# Task goal:
Reproduce the listing below, replacing every occurrence of "legend-swatch" with "legend-marker" and leaving all other text unchanged.

# Excerpted records:

>> BEGIN

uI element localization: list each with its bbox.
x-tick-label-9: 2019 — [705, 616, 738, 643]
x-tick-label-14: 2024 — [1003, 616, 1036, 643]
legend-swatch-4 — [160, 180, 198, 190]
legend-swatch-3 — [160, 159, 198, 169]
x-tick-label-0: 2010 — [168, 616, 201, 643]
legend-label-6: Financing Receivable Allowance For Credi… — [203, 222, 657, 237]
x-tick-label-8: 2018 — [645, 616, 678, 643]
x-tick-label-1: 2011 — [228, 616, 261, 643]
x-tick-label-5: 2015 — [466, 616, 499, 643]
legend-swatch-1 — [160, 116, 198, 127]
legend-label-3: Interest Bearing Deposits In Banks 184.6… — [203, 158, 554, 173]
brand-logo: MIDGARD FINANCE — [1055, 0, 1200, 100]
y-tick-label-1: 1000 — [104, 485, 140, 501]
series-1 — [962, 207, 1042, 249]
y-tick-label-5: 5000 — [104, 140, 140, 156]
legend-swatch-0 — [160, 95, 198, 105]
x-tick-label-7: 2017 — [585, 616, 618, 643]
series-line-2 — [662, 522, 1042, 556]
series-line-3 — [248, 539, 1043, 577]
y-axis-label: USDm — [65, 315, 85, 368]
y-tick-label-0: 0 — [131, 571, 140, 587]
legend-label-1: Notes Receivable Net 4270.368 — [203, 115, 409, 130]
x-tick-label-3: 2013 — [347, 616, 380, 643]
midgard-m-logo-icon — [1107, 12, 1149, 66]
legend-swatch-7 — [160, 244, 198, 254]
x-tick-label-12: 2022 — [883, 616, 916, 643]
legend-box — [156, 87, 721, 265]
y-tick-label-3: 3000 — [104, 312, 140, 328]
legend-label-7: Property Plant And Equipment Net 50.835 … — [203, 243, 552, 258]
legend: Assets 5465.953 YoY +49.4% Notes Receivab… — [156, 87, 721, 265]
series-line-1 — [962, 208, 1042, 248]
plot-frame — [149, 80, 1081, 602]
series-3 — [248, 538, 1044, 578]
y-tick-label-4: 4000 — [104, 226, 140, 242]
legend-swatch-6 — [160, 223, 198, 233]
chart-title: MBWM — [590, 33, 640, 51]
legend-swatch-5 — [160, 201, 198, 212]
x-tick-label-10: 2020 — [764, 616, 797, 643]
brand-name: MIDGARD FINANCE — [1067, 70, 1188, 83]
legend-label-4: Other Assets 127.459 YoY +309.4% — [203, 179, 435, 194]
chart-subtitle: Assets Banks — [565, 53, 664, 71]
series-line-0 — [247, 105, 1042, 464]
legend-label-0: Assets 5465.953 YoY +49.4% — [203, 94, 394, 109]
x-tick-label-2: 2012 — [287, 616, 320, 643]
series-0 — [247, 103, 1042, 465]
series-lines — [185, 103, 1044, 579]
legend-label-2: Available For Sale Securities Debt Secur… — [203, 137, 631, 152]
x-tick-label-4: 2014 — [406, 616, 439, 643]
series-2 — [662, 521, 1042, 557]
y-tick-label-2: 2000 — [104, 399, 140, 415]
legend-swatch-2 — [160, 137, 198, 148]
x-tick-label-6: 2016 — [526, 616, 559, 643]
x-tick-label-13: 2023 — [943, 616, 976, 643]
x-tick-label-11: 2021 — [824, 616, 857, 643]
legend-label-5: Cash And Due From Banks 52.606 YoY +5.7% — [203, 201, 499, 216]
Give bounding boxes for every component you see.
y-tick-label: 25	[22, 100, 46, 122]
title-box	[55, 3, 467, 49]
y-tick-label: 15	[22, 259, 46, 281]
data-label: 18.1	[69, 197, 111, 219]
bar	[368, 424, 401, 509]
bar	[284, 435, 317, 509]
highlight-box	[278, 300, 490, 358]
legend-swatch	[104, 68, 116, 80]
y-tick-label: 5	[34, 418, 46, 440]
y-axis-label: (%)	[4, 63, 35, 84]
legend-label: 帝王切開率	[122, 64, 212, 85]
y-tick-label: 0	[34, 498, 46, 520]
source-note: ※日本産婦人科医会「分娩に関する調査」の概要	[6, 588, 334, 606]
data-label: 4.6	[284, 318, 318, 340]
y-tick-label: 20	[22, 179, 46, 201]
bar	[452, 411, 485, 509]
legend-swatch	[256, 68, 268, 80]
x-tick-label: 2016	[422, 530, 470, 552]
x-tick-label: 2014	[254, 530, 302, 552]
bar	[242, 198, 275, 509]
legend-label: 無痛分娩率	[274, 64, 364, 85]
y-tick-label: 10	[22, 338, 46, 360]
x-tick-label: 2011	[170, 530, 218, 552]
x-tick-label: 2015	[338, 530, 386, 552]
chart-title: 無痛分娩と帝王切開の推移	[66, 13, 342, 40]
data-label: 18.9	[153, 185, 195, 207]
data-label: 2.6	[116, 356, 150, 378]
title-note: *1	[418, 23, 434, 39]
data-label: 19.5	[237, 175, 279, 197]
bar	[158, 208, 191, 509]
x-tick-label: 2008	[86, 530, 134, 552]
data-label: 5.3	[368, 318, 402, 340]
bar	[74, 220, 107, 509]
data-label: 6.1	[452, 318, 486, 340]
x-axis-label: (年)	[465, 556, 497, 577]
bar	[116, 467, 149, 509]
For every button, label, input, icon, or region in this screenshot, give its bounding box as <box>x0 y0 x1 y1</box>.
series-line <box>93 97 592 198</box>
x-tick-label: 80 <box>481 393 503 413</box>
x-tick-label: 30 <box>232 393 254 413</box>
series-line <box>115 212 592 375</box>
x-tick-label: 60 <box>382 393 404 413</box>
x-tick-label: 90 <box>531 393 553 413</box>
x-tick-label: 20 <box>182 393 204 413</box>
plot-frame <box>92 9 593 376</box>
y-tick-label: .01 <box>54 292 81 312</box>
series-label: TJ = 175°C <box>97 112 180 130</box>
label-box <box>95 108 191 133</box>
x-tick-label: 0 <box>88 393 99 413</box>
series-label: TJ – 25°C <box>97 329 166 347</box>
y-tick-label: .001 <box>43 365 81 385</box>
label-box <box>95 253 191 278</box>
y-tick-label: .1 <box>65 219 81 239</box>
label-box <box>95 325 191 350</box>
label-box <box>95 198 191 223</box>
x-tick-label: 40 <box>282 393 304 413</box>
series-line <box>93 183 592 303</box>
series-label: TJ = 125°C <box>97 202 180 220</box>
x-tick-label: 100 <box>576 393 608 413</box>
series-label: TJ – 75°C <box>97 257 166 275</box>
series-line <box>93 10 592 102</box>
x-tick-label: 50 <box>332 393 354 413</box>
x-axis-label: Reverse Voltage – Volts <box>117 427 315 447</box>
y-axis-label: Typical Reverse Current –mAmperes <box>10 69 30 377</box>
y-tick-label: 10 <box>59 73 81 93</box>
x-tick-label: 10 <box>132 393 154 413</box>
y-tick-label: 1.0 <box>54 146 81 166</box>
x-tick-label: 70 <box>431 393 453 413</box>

>> END

# Solved exercise:
uI element localization: list each with its bbox.
x-tick-label-9: 2019 — [705, 616, 738, 643]
x-tick-label-14: 2024 — [1003, 616, 1036, 643]
legend-marker-4 — [160, 180, 198, 190]
legend-marker-3 — [160, 159, 198, 169]
x-tick-label-0: 2010 — [168, 616, 201, 643]
legend-label-6: Financing Receivable Allowance For Credi… — [203, 222, 657, 237]
x-tick-label-8: 2018 — [645, 616, 678, 643]
x-tick-label-1: 2011 — [228, 616, 261, 643]
x-tick-label-5: 2015 — [466, 616, 499, 643]
legend-marker-1 — [160, 116, 198, 127]
legend-label-3: Interest Bearing Deposits In Banks 184.6… — [203, 158, 554, 173]
brand-logo: MIDGARD FINANCE — [1055, 0, 1200, 100]
y-tick-label-1: 1000 — [104, 485, 140, 501]
series-1 — [962, 207, 1042, 249]
y-tick-label-5: 5000 — [104, 140, 140, 156]
legend-marker-0 — [160, 95, 198, 105]
x-tick-label-7: 2017 — [585, 616, 618, 643]
series-line-2 — [662, 522, 1042, 556]
series-line-3 — [248, 539, 1043, 577]
y-axis-label: USDm — [65, 315, 85, 368]
y-tick-label-0: 0 — [131, 571, 140, 587]
legend-label-1: Notes Receivable Net 4270.368 — [203, 115, 409, 130]
x-tick-label-3: 2013 — [347, 616, 380, 643]
midgard-m-logo-icon — [1107, 12, 1149, 66]
legend-marker-7 — [160, 244, 198, 254]
x-tick-label-12: 2022 — [883, 616, 916, 643]
legend-box — [156, 87, 721, 265]
y-tick-label-3: 3000 — [104, 312, 140, 328]
legend-label-7: Property Plant And Equipment Net 50.835 … — [203, 243, 552, 258]
legend: Assets 5465.953 YoY +49.4% Notes Receivab… — [156, 87, 721, 265]
series-line-1 — [962, 208, 1042, 248]
plot-frame — [149, 80, 1081, 602]
series-3 — [248, 538, 1044, 578]
y-tick-label-4: 4000 — [104, 226, 140, 242]
legend-marker-6 — [160, 223, 198, 233]
chart-title: MBWM — [590, 33, 640, 51]
legend-marker-5 — [160, 201, 198, 212]
x-tick-label-10: 2020 — [764, 616, 797, 643]
brand-name: MIDGARD FINANCE — [1067, 70, 1188, 83]
legend-label-4: Other Assets 127.459 YoY +309.4% — [203, 179, 435, 194]
chart-subtitle: Assets Banks — [565, 53, 664, 71]
series-line-0 — [247, 105, 1042, 464]
legend-label-0: Assets 5465.953 YoY +49.4% — [203, 94, 394, 109]
x-tick-label-2: 2012 — [287, 616, 320, 643]
series-0 — [247, 103, 1042, 465]
series-lines — [185, 103, 1044, 579]
legend-label-2: Available For Sale Securities Debt Secur… — [203, 137, 631, 152]
x-tick-label-4: 2014 — [406, 616, 439, 643]
series-2 — [662, 521, 1042, 557]
y-tick-label-2: 2000 — [104, 399, 140, 415]
legend-marker-2 — [160, 137, 198, 148]
x-tick-label-6: 2016 — [526, 616, 559, 643]
x-tick-label-13: 2023 — [943, 616, 976, 643]
x-tick-label-11: 2021 — [824, 616, 857, 643]
legend-label-5: Cash And Due From Banks 52.606 YoY +5.7% — [203, 201, 499, 216]
Give bounding boxes for every component you see.
y-tick-label: 25	[22, 100, 46, 122]
title-box	[55, 3, 467, 49]
y-tick-label: 15	[22, 259, 46, 281]
data-label: 18.1	[69, 197, 111, 219]
bar	[368, 424, 401, 509]
bar	[284, 435, 317, 509]
highlight-box	[278, 300, 490, 358]
legend-marker	[104, 68, 116, 80]
y-tick-label: 5	[34, 418, 46, 440]
y-axis-label: (%)	[4, 63, 35, 84]
legend-label: 帝王切開率	[122, 64, 212, 85]
y-tick-label: 0	[34, 498, 46, 520]
source-note: ※日本産婦人科医会「分娩に関する調査」の概要	[6, 588, 334, 606]
data-label: 4.6	[284, 318, 318, 340]
y-tick-label: 20	[22, 179, 46, 201]
bar	[452, 411, 485, 509]
legend-marker	[256, 68, 268, 80]
x-tick-label: 2016	[422, 530, 470, 552]
x-tick-label: 2014	[254, 530, 302, 552]
bar	[242, 198, 275, 509]
legend-label: 無痛分娩率	[274, 64, 364, 85]
y-tick-label: 10	[22, 338, 46, 360]
x-tick-label: 2011	[170, 530, 218, 552]
x-tick-label: 2015	[338, 530, 386, 552]
chart-title: 無痛分娩と帝王切開の推移	[66, 13, 342, 40]
data-label: 18.9	[153, 185, 195, 207]
data-label: 2.6	[116, 356, 150, 378]
title-note: *1	[418, 23, 434, 39]
data-label: 19.5	[237, 175, 279, 197]
bar	[158, 208, 191, 509]
x-tick-label: 2008	[86, 530, 134, 552]
data-label: 5.3	[368, 318, 402, 340]
bar	[74, 220, 107, 509]
data-label: 6.1	[452, 318, 486, 340]
x-axis-label: (年)	[465, 556, 497, 577]
bar	[116, 467, 149, 509]
For every button, label, input, icon, or region in this screenshot, give its bounding box as <box>x0 y0 x1 y1</box>.
series-line <box>93 97 592 198</box>
x-tick-label: 80 <box>481 393 503 413</box>
x-tick-label: 30 <box>232 393 254 413</box>
series-line <box>115 212 592 375</box>
x-tick-label: 60 <box>382 393 404 413</box>
x-tick-label: 90 <box>531 393 553 413</box>
x-tick-label: 20 <box>182 393 204 413</box>
plot-frame <box>92 9 593 376</box>
y-tick-label: .01 <box>54 292 81 312</box>
series-label: TJ = 175°C <box>97 112 180 130</box>
label-box <box>95 108 191 133</box>
x-tick-label: 0 <box>88 393 99 413</box>
series-label: TJ – 25°C <box>97 329 166 347</box>
y-tick-label: .001 <box>43 365 81 385</box>
label-box <box>95 253 191 278</box>
y-tick-label: .1 <box>65 219 81 239</box>
label-box <box>95 325 191 350</box>
label-box <box>95 198 191 223</box>
x-tick-label: 40 <box>282 393 304 413</box>
series-line <box>93 183 592 303</box>
series-label: TJ = 125°C <box>97 202 180 220</box>
x-tick-label: 100 <box>576 393 608 413</box>
series-label: TJ – 75°C <box>97 257 166 275</box>
series-line <box>93 10 592 102</box>
x-tick-label: 50 <box>332 393 354 413</box>
x-axis-label: Reverse Voltage – Volts <box>117 427 315 447</box>
y-axis-label: Typical Reverse Current –mAmperes <box>10 69 30 377</box>
y-tick-label: 10 <box>59 73 81 93</box>
x-tick-label: 10 <box>132 393 154 413</box>
y-tick-label: 1.0 <box>54 146 81 166</box>
x-tick-label: 70 <box>431 393 453 413</box>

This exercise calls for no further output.